Records to use start

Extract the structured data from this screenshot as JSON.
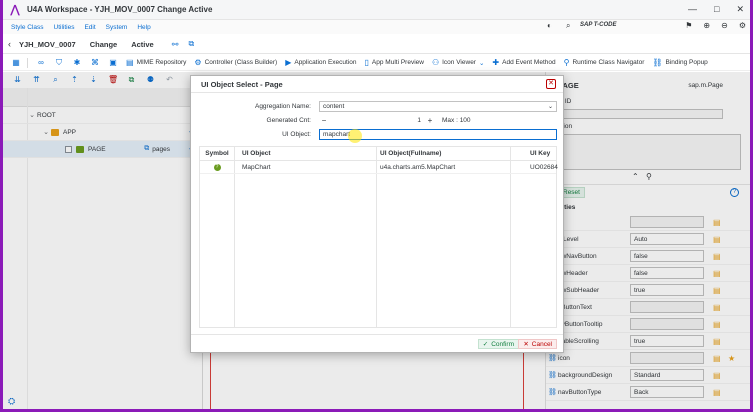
{
  "window": {
    "title": "U4A Workspace - YJH_MOV_0007 Change Active",
    "controls": [
      "—",
      "□",
      "✕"
    ]
  },
  "menu": {
    "items": [
      "Style Class",
      "Utilities",
      "Edit",
      "System",
      "Help"
    ],
    "tcode_label": "SAP T-CODE"
  },
  "header": {
    "app_name": "YJH_MOV_0007",
    "mode": "Change",
    "state": "Active"
  },
  "toolbar": {
    "mime_repository": "MIME Repository",
    "controller": "Controller (Class Builder)",
    "app_execution": "Application Execution",
    "app_multi_preview": "App Multi Preview",
    "icon_viewer": "Icon Viewer",
    "add_event_method": "Add Event Method",
    "runtime_class_navigator": "Runtime Class Navigator",
    "binding_popup": "Binding Popup"
  },
  "tree": {
    "rows": [
      {
        "label": "ROOT"
      },
      {
        "label": "APP"
      },
      {
        "label": "PAGE",
        "aggregation": "pages"
      }
    ]
  },
  "right_panel": {
    "title": "PAGE",
    "subtitle": "sap.m.Page",
    "object_id_label": "ct ID",
    "description_label": "ation",
    "reset_label": "Reset",
    "properties_title": "erties",
    "properties": [
      {
        "name": "le",
        "value": ""
      },
      {
        "name": "leLevel",
        "value": "Auto"
      },
      {
        "name": "owNavButton",
        "value": "false"
      },
      {
        "name": "owHeader",
        "value": "false"
      },
      {
        "name": "owSubHeader",
        "value": "true"
      },
      {
        "name": "vButtonText",
        "value": ""
      },
      {
        "name": "avButtonTooltip",
        "value": ""
      },
      {
        "name": "nableScrolling",
        "value": "true"
      },
      {
        "name": "icon",
        "value": ""
      },
      {
        "name": "backgroundDesign",
        "value": "Standard"
      },
      {
        "name": "navButtonType",
        "value": "Back"
      }
    ]
  },
  "dialog": {
    "title": "UI Object Select - Page",
    "aggregation_label": "Aggregation Name:",
    "aggregation_value": "content",
    "generated_label": "Generated Cnt:",
    "generated_value": "1",
    "max_text": "Max : 100",
    "uiobject_label": "UI Object:",
    "uiobject_value": "mapchart",
    "table": {
      "headers": [
        "Symbol",
        "UI Object",
        "UI Object(Fullname)",
        "UI Key"
      ],
      "rows": [
        {
          "symbol": "?",
          "object": "MapChart",
          "fullname": "u4a.charts.am5.MapChart",
          "key": "UO02684"
        }
      ]
    },
    "confirm_label": "Confirm",
    "cancel_label": "Cancel"
  }
}
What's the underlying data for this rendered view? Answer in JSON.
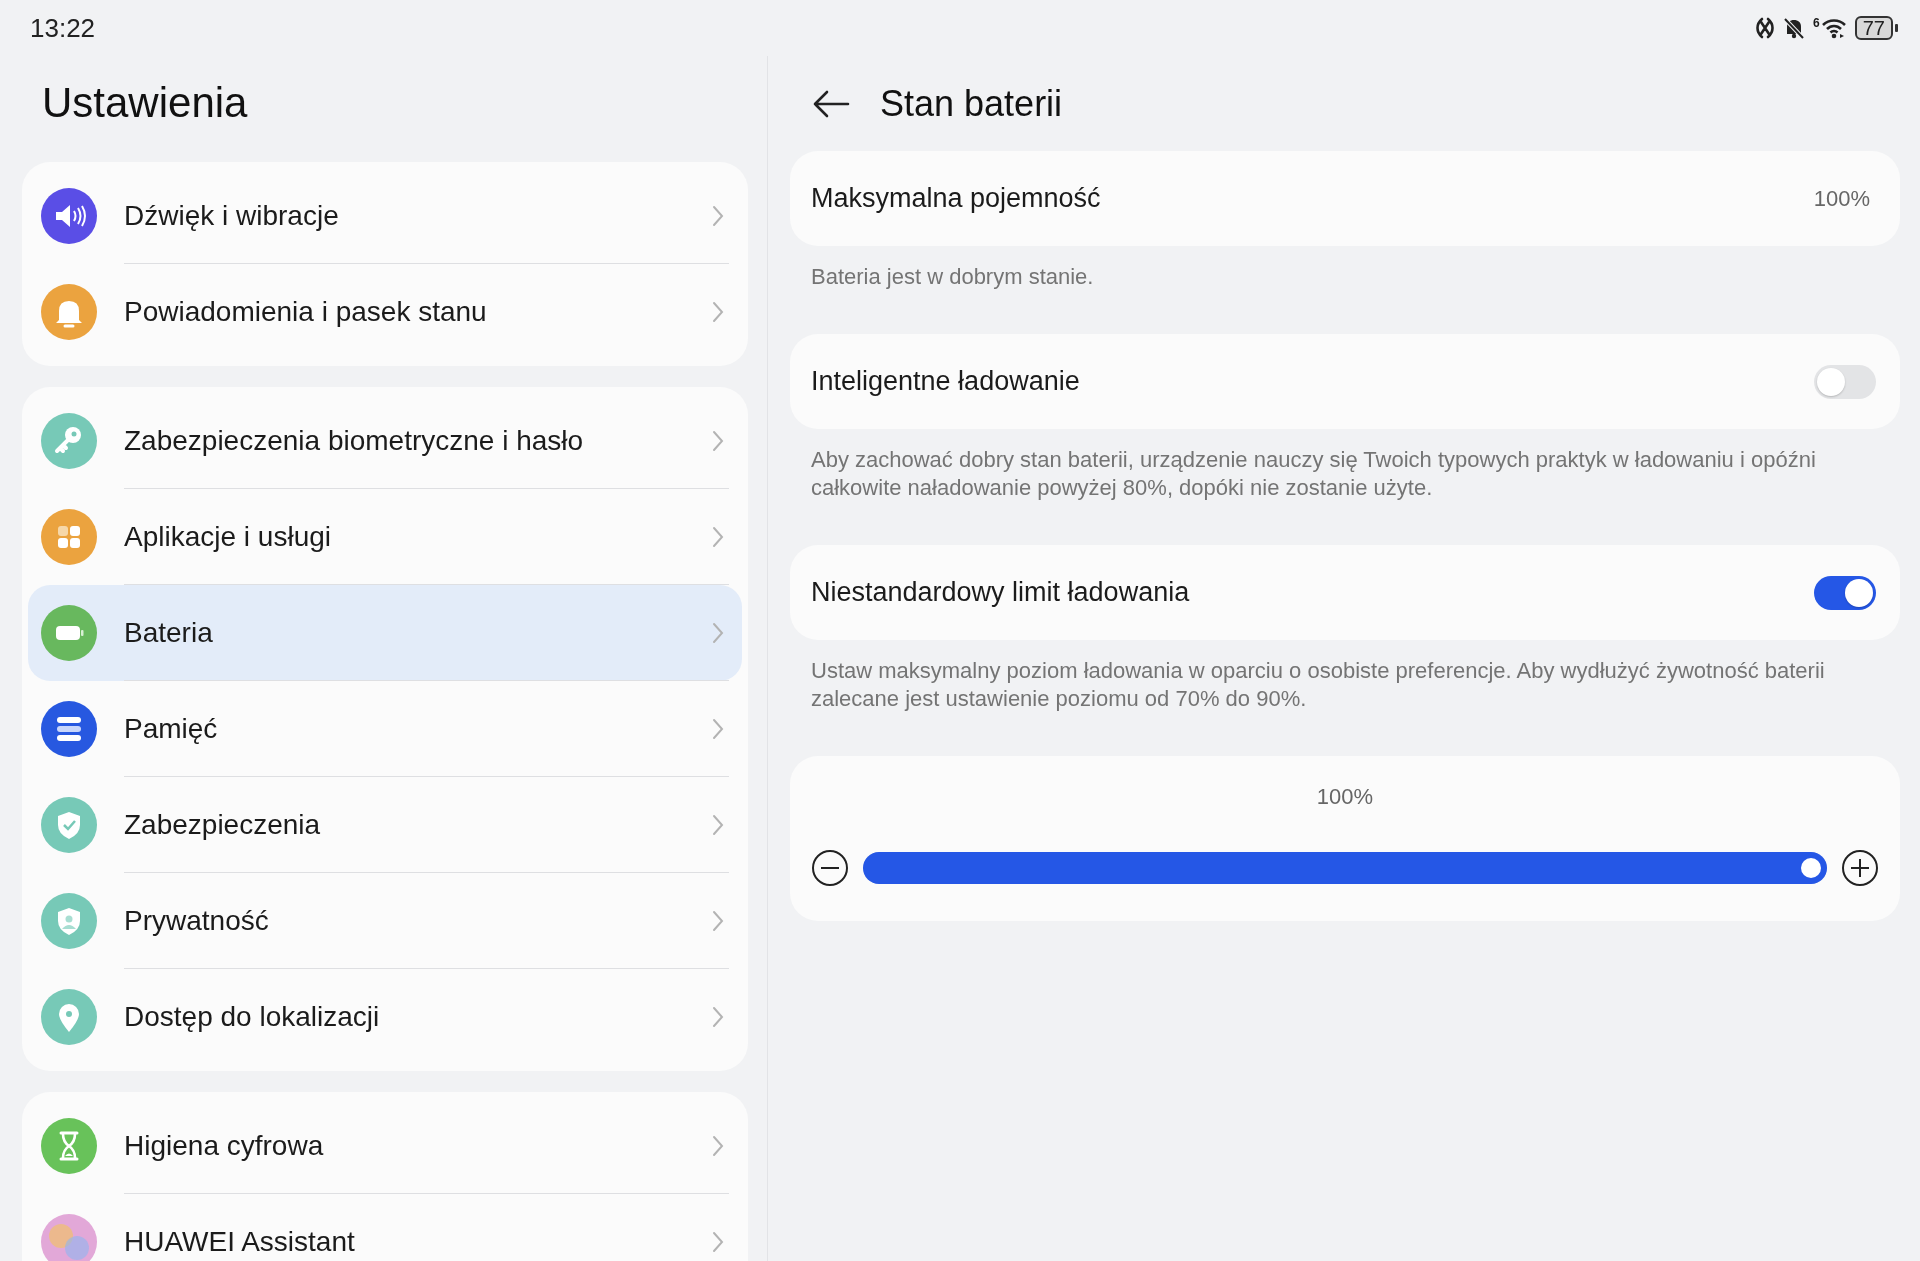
{
  "status_bar": {
    "time": "13:22",
    "wifi_badge": "6",
    "battery": "77"
  },
  "sidebar": {
    "title": "Ustawienia",
    "groups": [
      {
        "items": [
          {
            "label": "Dźwięk i wibracje",
            "color": "#5a4ee6",
            "selected": false
          },
          {
            "label": "Powiadomienia i pasek stanu",
            "color": "#eba33f",
            "selected": false
          }
        ]
      },
      {
        "items": [
          {
            "label": "Zabezpieczenia biometryczne i hasło",
            "color": "#77c9b7",
            "selected": false
          },
          {
            "label": "Aplikacje i usługi",
            "color": "#eba33f",
            "selected": false
          },
          {
            "label": "Bateria",
            "color": "#68b85e",
            "selected": true
          },
          {
            "label": "Pamięć",
            "color": "#2758e0",
            "selected": false
          },
          {
            "label": "Zabezpieczenia",
            "color": "#77c9b7",
            "selected": false
          },
          {
            "label": "Prywatność",
            "color": "#77c9b7",
            "selected": false
          },
          {
            "label": "Dostęp do lokalizacji",
            "color": "#77c9b7",
            "selected": false
          }
        ]
      },
      {
        "items": [
          {
            "label": "Higiena cyfrowa",
            "color": "#68c25a",
            "selected": false
          },
          {
            "label": "HUAWEI Assistant",
            "color": "#e2a8d8",
            "selected": false
          }
        ]
      }
    ]
  },
  "detail": {
    "title": "Stan baterii",
    "sections": [
      {
        "kind": "value",
        "label": "Maksymalna pojemność",
        "value": "100%",
        "caption": "Bateria jest w dobrym stanie."
      },
      {
        "kind": "toggle",
        "label": "Inteligentne ładowanie",
        "on": false,
        "caption": "Aby zachować dobry stan baterii, urządzenie nauczy się Twoich typowych praktyk w ładowaniu i opóźni całkowite naładowanie powyżej 80%, dopóki nie zostanie użyte."
      },
      {
        "kind": "toggle",
        "label": "Niestandardowy limit ładowania",
        "on": true,
        "caption": "Ustaw maksymalny poziom ładowania w oparciu o osobiste preferencje. Aby wydłużyć żywotność baterii zalecane jest ustawienie poziomu od 70% do 90%."
      },
      {
        "kind": "slider",
        "reading": "100%",
        "level": 1.0
      }
    ]
  }
}
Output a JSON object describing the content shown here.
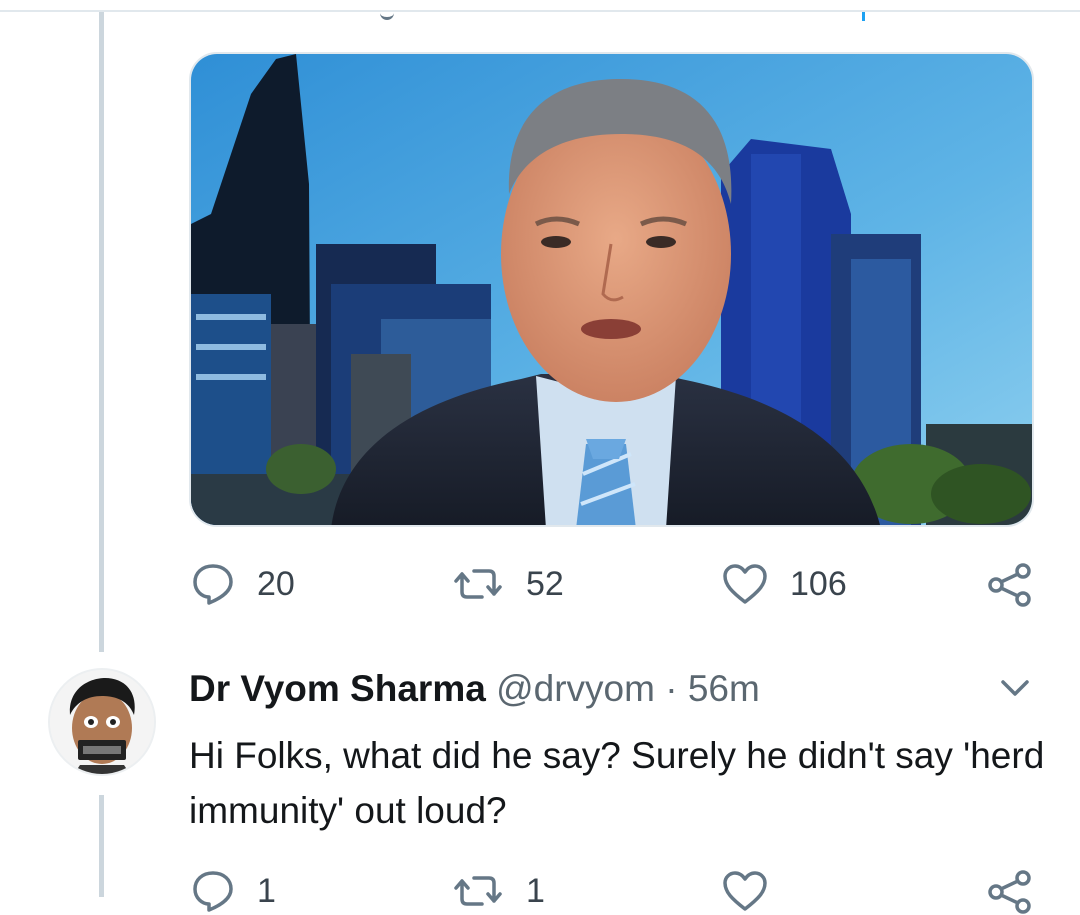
{
  "tweet": {
    "actions": {
      "reply_count": "20",
      "retweet_count": "52",
      "like_count": "106"
    }
  },
  "reply": {
    "name": "Dr Vyom Sharma",
    "handle": "@drvyom",
    "separator": " · ",
    "time": "56m",
    "text": "Hi Folks, what did he say? Surely he didn't say 'herd immunity' out loud?",
    "actions": {
      "reply_count": "1",
      "retweet_count": "1",
      "like_count": ""
    }
  },
  "icons": [
    "reply-icon",
    "retweet-icon",
    "like-icon",
    "share-icon",
    "chevron-down-icon"
  ],
  "colors": {
    "thread_line": "#ccd6dd",
    "icon_gray": "#657786",
    "text_primary": "#14171a",
    "text_secondary": "#5b6770"
  }
}
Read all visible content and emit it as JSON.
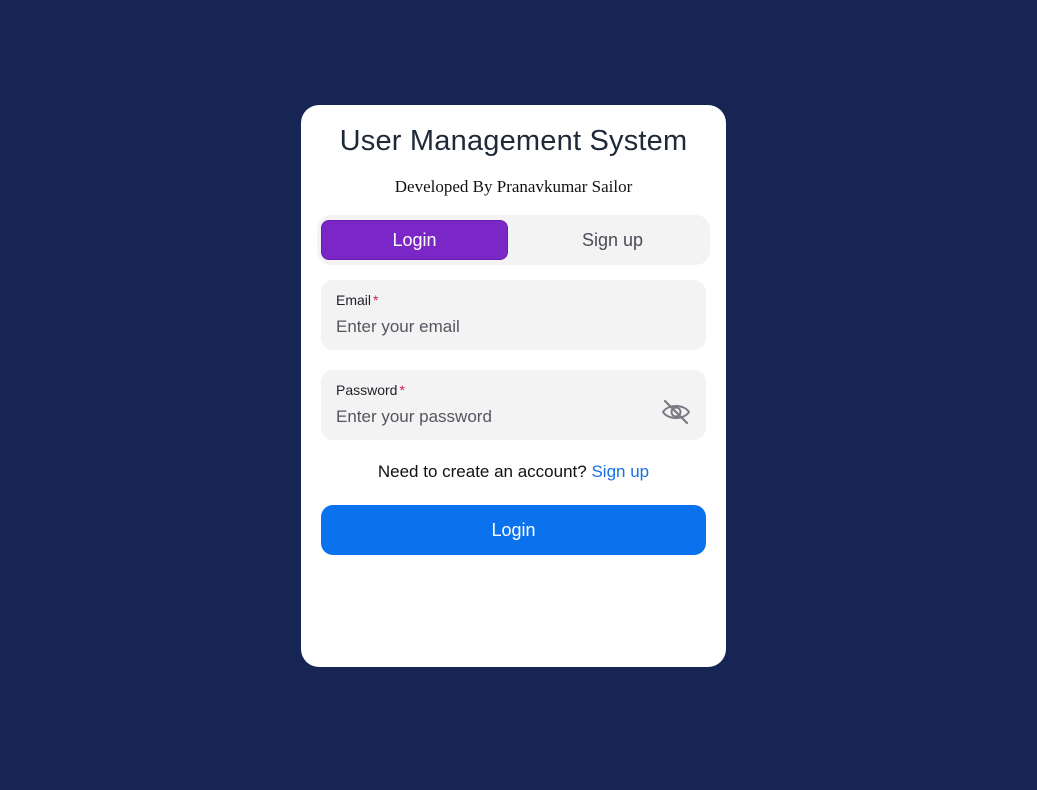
{
  "page": {
    "background_color": "#172554"
  },
  "card": {
    "title": "User Management System",
    "subtitle": "Developed By Pranavkumar Sailor"
  },
  "tabs": [
    {
      "label": "Login",
      "active": true
    },
    {
      "label": "Sign up",
      "active": false
    }
  ],
  "form": {
    "email": {
      "label": "Email",
      "required_marker": "*",
      "placeholder": "Enter your email",
      "value": ""
    },
    "password": {
      "label": "Password",
      "required_marker": "*",
      "placeholder": "Enter your password",
      "value": "",
      "toggle_icon": "eye-slash-icon"
    },
    "switch_prompt": "Need to create an account?",
    "switch_link": "Sign up",
    "submit_label": "Login"
  },
  "colors": {
    "active_tab": "#7b27c8",
    "primary_button": "#0b72ee",
    "link": "#1670e6",
    "required": "#d11a5a"
  }
}
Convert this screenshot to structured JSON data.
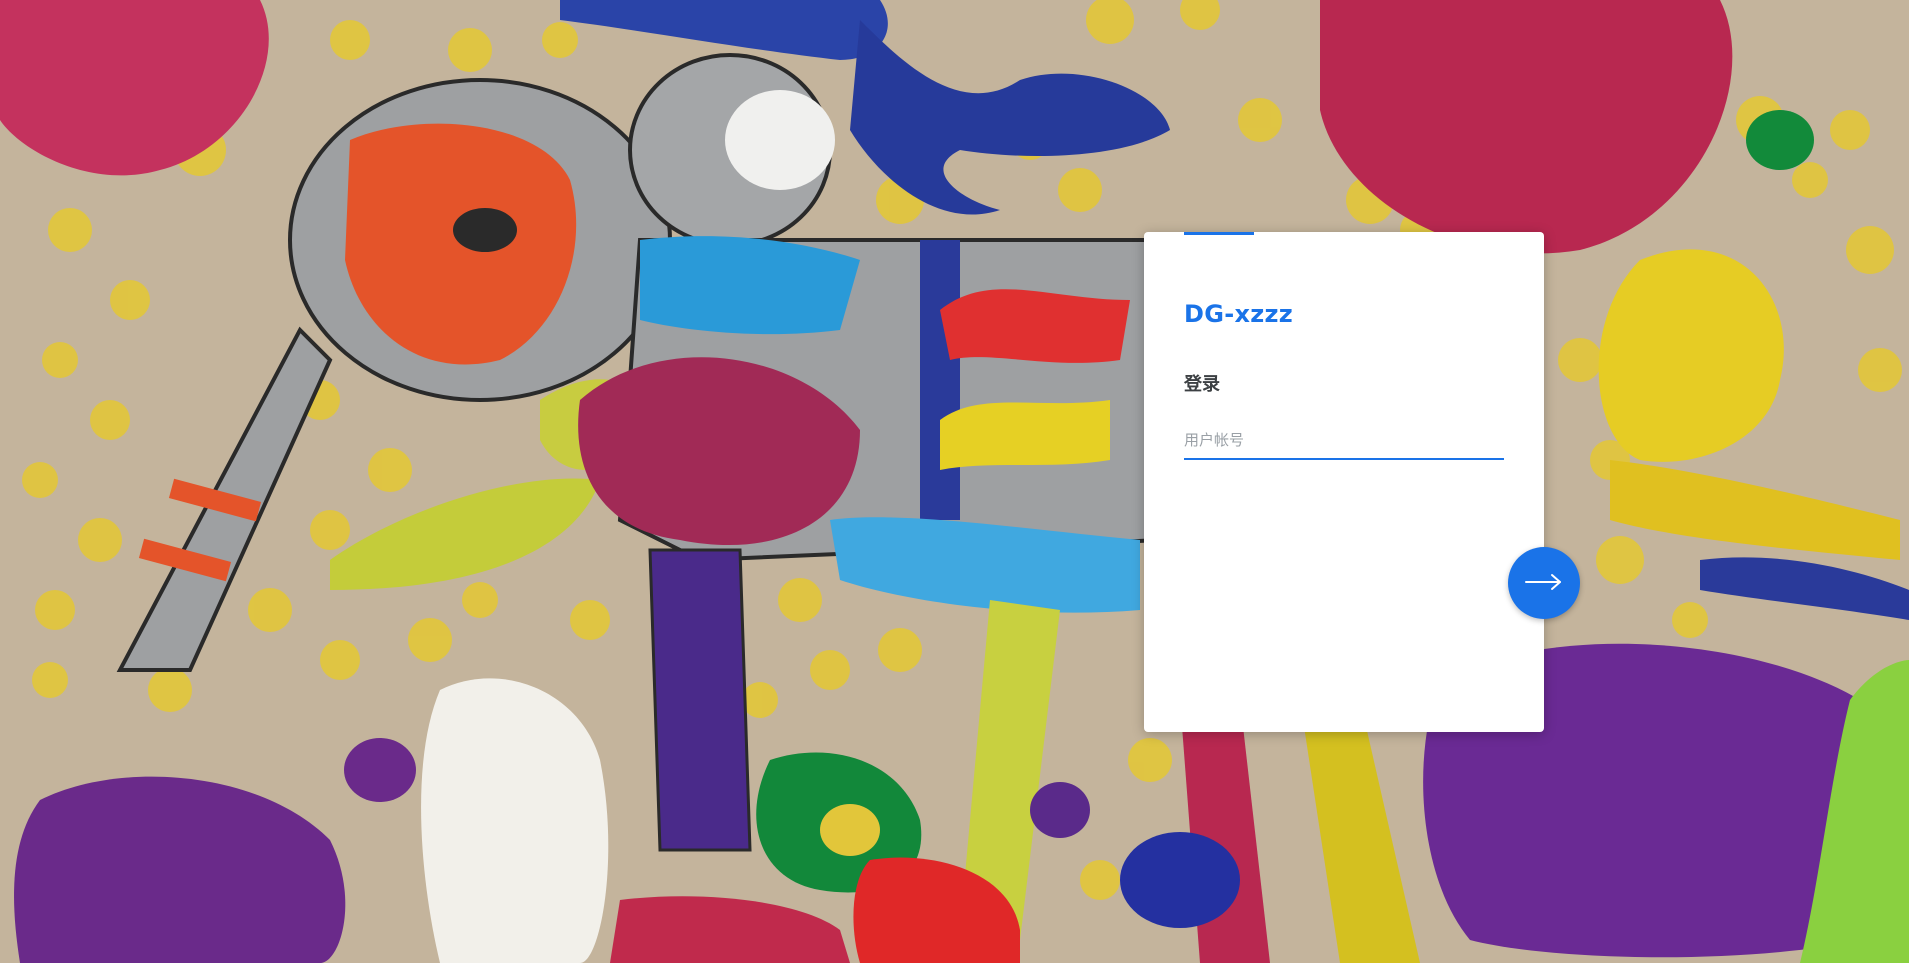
{
  "login": {
    "brand": "DG-xzzz",
    "heading": "登录",
    "username_placeholder": "用户帐号",
    "username_value": "",
    "next_icon": "arrow-right-icon"
  },
  "colors": {
    "accent": "#1a73e8",
    "card": "#ffffff",
    "heading_text": "#3c4043",
    "placeholder": "#9aa0a6"
  },
  "background": {
    "description_icon": "childrens-painting-background"
  }
}
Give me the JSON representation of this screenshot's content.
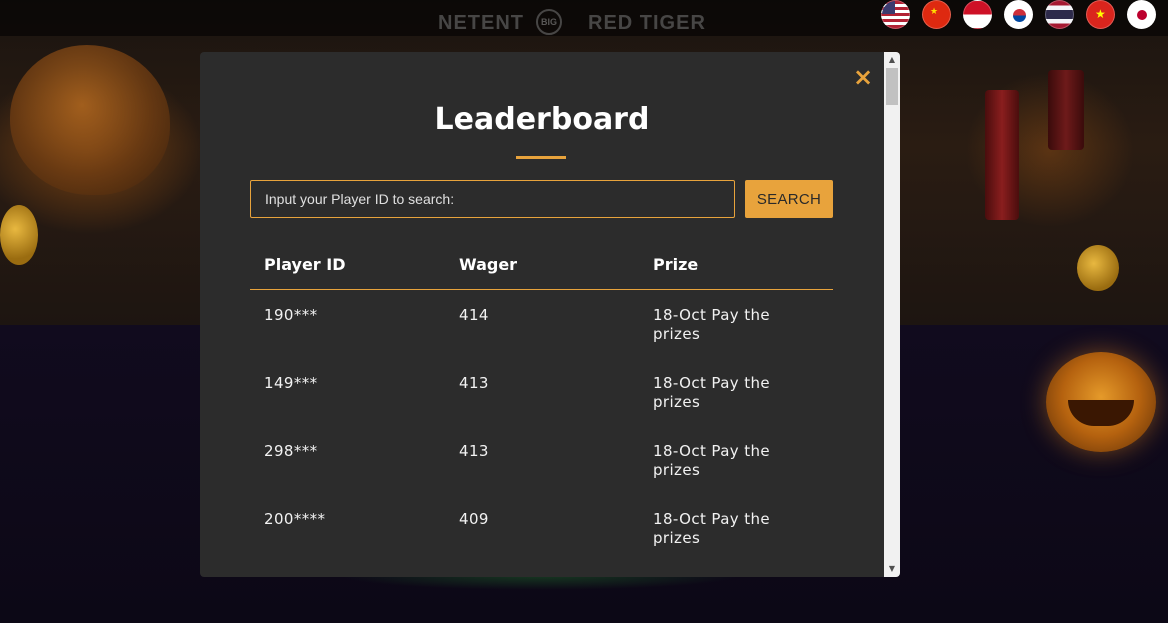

Records to use end

Extract the run of lines from the line holding "Convert this screenshot" through the final line of the material above, exactly and inclusively. Leave the pictures behind.

▸ **Task response**
Convert this screenshot to structured JSON data.
{
  "login": {
    "brand": "DG-xzzz",
    "heading": "登录",
    "username_placeholder": "用户帐号",
    "username_value": "",
    "next_icon": "arrow-right-icon"
  },
  "colors": {
    "accent": "#1a73e8",
    "card": "#ffffff",
    "heading_text": "#3c4043",
    "placeholder": "#9aa0a6"
  },
  "background": {
    "description_icon": "childrens-painting-background"
  }
}
Give me the JSON representation of this screenshot's content.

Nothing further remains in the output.